**Description of the task:**
Go through the listing and write out all of it exactly.
-- Begin Records for the exercise --
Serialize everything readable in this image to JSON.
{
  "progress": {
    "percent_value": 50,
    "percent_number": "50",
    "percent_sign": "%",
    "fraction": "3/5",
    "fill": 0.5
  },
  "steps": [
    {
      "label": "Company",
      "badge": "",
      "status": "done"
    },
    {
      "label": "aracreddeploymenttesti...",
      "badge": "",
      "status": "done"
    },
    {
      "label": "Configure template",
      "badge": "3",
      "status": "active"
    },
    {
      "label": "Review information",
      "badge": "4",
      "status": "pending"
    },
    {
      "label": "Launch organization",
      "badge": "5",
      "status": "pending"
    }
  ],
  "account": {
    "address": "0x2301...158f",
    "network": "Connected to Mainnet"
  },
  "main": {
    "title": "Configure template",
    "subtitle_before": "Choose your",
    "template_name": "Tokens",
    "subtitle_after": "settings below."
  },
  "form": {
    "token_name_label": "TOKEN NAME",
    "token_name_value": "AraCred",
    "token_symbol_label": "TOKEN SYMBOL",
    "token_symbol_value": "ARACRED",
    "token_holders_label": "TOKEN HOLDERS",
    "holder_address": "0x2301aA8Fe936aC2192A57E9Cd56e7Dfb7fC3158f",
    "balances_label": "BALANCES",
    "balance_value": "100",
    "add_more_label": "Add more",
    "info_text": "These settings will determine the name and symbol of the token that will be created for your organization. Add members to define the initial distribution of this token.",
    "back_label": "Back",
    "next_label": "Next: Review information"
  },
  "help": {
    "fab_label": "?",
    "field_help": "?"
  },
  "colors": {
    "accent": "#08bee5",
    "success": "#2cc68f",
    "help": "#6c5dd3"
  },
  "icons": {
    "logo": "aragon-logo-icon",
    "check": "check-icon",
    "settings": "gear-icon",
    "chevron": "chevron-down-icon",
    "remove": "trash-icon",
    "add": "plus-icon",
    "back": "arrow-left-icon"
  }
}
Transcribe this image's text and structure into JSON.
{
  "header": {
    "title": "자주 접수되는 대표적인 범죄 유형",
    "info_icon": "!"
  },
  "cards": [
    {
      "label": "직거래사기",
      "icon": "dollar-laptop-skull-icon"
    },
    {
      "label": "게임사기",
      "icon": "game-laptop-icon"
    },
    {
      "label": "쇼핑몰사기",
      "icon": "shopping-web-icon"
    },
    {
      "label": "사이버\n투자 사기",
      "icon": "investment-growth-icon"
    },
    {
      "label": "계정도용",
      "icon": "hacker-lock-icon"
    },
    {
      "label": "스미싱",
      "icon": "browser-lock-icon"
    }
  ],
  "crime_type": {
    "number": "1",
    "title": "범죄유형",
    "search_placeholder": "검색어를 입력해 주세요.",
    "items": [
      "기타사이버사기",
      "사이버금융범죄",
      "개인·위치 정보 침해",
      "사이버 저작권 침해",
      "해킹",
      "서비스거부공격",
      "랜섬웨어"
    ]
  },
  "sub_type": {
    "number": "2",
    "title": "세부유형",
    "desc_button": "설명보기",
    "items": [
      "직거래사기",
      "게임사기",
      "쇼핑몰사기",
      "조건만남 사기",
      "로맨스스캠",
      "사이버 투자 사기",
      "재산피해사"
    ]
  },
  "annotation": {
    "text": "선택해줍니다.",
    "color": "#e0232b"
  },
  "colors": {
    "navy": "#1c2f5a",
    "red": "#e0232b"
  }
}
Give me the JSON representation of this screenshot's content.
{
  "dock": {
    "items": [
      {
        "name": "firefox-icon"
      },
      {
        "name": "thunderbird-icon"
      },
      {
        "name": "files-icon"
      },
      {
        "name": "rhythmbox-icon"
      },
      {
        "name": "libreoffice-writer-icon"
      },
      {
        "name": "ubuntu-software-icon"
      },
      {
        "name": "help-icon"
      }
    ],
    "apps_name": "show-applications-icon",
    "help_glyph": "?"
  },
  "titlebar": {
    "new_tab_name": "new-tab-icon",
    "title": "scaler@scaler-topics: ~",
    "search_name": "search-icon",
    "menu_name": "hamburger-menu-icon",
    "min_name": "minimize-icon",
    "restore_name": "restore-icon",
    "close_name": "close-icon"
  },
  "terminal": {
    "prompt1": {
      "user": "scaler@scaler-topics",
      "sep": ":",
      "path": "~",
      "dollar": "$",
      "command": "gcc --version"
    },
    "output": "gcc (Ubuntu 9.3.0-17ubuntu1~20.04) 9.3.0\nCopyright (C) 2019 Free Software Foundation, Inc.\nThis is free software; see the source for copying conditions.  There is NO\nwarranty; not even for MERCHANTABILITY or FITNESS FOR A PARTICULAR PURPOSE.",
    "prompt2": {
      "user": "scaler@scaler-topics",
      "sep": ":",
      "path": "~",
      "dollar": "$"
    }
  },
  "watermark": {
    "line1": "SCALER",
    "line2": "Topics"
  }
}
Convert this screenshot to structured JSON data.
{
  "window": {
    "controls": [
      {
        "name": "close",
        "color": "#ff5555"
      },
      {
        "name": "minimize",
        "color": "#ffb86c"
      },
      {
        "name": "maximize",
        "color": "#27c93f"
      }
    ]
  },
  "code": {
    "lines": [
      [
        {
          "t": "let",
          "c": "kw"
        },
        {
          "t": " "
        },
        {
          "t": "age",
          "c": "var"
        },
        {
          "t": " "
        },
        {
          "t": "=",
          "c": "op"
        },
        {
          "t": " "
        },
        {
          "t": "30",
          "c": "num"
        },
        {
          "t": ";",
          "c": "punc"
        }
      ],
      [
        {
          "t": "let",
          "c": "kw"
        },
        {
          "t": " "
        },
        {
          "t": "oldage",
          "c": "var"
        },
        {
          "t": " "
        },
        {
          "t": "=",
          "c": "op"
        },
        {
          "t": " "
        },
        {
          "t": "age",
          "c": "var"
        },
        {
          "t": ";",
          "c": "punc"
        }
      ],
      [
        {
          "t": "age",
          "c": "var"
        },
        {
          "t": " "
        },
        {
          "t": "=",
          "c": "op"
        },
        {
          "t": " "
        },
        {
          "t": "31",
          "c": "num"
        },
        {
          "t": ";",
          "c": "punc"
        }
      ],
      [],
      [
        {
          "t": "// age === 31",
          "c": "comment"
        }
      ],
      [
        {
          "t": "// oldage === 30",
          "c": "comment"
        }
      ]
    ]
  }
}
-- End Records for the exercise --
**Output for this exercise:**
Serialize everything readable in this image to JSON.
{
  "progress": {
    "percent_value": 50,
    "percent_number": "50",
    "percent_sign": "%",
    "fraction": "3/5",
    "fill": 0.5
  },
  "steps": [
    {
      "label": "Company",
      "badge": "",
      "status": "done"
    },
    {
      "label": "aracreddeploymenttesti...",
      "badge": "",
      "status": "done"
    },
    {
      "label": "Configure template",
      "badge": "3",
      "status": "active"
    },
    {
      "label": "Review information",
      "badge": "4",
      "status": "pending"
    },
    {
      "label": "Launch organization",
      "badge": "5",
      "status": "pending"
    }
  ],
  "account": {
    "address": "0x2301...158f",
    "network": "Connected to Mainnet"
  },
  "main": {
    "title": "Configure template",
    "subtitle_before": "Choose your",
    "template_name": "Tokens",
    "subtitle_after": "settings below."
  },
  "form": {
    "token_name_label": "TOKEN NAME",
    "token_name_value": "AraCred",
    "token_symbol_label": "TOKEN SYMBOL",
    "token_symbol_value": "ARACRED",
    "token_holders_label": "TOKEN HOLDERS",
    "holder_address": "0x2301aA8Fe936aC2192A57E9Cd56e7Dfb7fC3158f",
    "balances_label": "BALANCES",
    "balance_value": "100",
    "add_more_label": "Add more",
    "info_text": "These settings will determine the name and symbol of the token that will be created for your organization. Add members to define the initial distribution of this token.",
    "back_label": "Back",
    "next_label": "Next: Review information"
  },
  "help": {
    "fab_label": "?",
    "field_help": "?"
  },
  "colors": {
    "accent": "#08bee5",
    "success": "#2cc68f",
    "help": "#6c5dd3"
  },
  "icons": {
    "logo": "aragon-logo-icon",
    "check": "check-icon",
    "settings": "gear-icon",
    "chevron": "chevron-down-icon",
    "remove": "trash-icon",
    "add": "plus-icon",
    "back": "arrow-left-icon"
  }
}
Transcribe this image's text and structure into JSON.
{
  "header": {
    "title": "자주 접수되는 대표적인 범죄 유형",
    "info_icon": "!"
  },
  "cards": [
    {
      "label": "직거래사기",
      "icon": "dollar-laptop-skull-icon"
    },
    {
      "label": "게임사기",
      "icon": "game-laptop-icon"
    },
    {
      "label": "쇼핑몰사기",
      "icon": "shopping-web-icon"
    },
    {
      "label": "사이버\n투자 사기",
      "icon": "investment-growth-icon"
    },
    {
      "label": "계정도용",
      "icon": "hacker-lock-icon"
    },
    {
      "label": "스미싱",
      "icon": "browser-lock-icon"
    }
  ],
  "crime_type": {
    "number": "1",
    "title": "범죄유형",
    "search_placeholder": "검색어를 입력해 주세요.",
    "items": [
      "기타사이버사기",
      "사이버금융범죄",
      "개인·위치 정보 침해",
      "사이버 저작권 침해",
      "해킹",
      "서비스거부공격",
      "랜섬웨어"
    ]
  },
  "sub_type": {
    "number": "2",
    "title": "세부유형",
    "desc_button": "설명보기",
    "items": [
      "직거래사기",
      "게임사기",
      "쇼핑몰사기",
      "조건만남 사기",
      "로맨스스캠",
      "사이버 투자 사기",
      "재산피해사"
    ]
  },
  "annotation": {
    "text": "선택해줍니다.",
    "color": "#e0232b"
  },
  "colors": {
    "navy": "#1c2f5a",
    "red": "#e0232b"
  }
}
Give me the JSON representation of this screenshot's content.
{
  "dock": {
    "items": [
      {
        "name": "firefox-icon"
      },
      {
        "name": "thunderbird-icon"
      },
      {
        "name": "files-icon"
      },
      {
        "name": "rhythmbox-icon"
      },
      {
        "name": "libreoffice-writer-icon"
      },
      {
        "name": "ubuntu-software-icon"
      },
      {
        "name": "help-icon"
      }
    ],
    "apps_name": "show-applications-icon",
    "help_glyph": "?"
  },
  "titlebar": {
    "new_tab_name": "new-tab-icon",
    "title": "scaler@scaler-topics: ~",
    "search_name": "search-icon",
    "menu_name": "hamburger-menu-icon",
    "min_name": "minimize-icon",
    "restore_name": "restore-icon",
    "close_name": "close-icon"
  },
  "terminal": {
    "prompt1": {
      "user": "scaler@scaler-topics",
      "sep": ":",
      "path": "~",
      "dollar": "$",
      "command": "gcc --version"
    },
    "output": "gcc (Ubuntu 9.3.0-17ubuntu1~20.04) 9.3.0\nCopyright (C) 2019 Free Software Foundation, Inc.\nThis is free software; see the source for copying conditions.  There is NO\nwarranty; not even for MERCHANTABILITY or FITNESS FOR A PARTICULAR PURPOSE.",
    "prompt2": {
      "user": "scaler@scaler-topics",
      "sep": ":",
      "path": "~",
      "dollar": "$"
    }
  },
  "watermark": {
    "line1": "SCALER",
    "line2": "Topics"
  }
}
Convert this screenshot to structured JSON data.
{
  "window": {
    "controls": [
      {
        "name": "close",
        "color": "#ff5555"
      },
      {
        "name": "minimize",
        "color": "#ffb86c"
      },
      {
        "name": "maximize",
        "color": "#27c93f"
      }
    ]
  },
  "code": {
    "lines": [
      [
        {
          "t": "let",
          "c": "kw"
        },
        {
          "t": " "
        },
        {
          "t": "age",
          "c": "var"
        },
        {
          "t": " "
        },
        {
          "t": "=",
          "c": "op"
        },
        {
          "t": " "
        },
        {
          "t": "30",
          "c": "num"
        },
        {
          "t": ";",
          "c": "punc"
        }
      ],
      [
        {
          "t": "let",
          "c": "kw"
        },
        {
          "t": " "
        },
        {
          "t": "oldage",
          "c": "var"
        },
        {
          "t": " "
        },
        {
          "t": "=",
          "c": "op"
        },
        {
          "t": " "
        },
        {
          "t": "age",
          "c": "var"
        },
        {
          "t": ";",
          "c": "punc"
        }
      ],
      [
        {
          "t": "age",
          "c": "var"
        },
        {
          "t": " "
        },
        {
          "t": "=",
          "c": "op"
        },
        {
          "t": " "
        },
        {
          "t": "31",
          "c": "num"
        },
        {
          "t": ";",
          "c": "punc"
        }
      ],
      [],
      [
        {
          "t": "// age === 31",
          "c": "comment"
        }
      ],
      [
        {
          "t": "// oldage === 30",
          "c": "comment"
        }
      ]
    ]
  }
}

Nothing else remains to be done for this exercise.